Task statement —
Sift the material for lines containing "basali", and return them.

Raw data —
- - -

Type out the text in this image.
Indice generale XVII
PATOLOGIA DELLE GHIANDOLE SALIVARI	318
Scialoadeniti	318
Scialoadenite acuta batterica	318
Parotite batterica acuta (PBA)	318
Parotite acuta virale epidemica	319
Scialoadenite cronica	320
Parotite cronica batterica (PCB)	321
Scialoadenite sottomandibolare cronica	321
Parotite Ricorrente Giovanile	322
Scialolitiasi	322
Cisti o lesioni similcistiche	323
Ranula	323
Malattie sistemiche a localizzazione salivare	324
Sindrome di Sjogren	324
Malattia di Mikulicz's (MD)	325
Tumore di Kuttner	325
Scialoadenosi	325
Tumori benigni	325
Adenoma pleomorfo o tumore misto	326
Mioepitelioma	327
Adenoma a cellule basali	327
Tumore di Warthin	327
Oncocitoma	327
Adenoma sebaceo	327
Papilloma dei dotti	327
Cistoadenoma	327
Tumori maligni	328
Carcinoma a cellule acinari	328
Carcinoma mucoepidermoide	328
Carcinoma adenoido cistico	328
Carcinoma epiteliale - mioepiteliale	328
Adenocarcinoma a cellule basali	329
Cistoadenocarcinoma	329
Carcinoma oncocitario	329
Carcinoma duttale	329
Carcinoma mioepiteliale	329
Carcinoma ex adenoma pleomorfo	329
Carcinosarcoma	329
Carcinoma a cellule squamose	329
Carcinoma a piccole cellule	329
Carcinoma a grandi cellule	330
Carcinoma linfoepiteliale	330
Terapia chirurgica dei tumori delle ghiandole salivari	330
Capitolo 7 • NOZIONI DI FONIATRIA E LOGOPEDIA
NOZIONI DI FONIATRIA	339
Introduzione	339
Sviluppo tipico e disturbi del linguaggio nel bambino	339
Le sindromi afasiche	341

- - -

Task solution —
Adenoma a cellule basali	327
Adenocarcinoma a cellule basali	329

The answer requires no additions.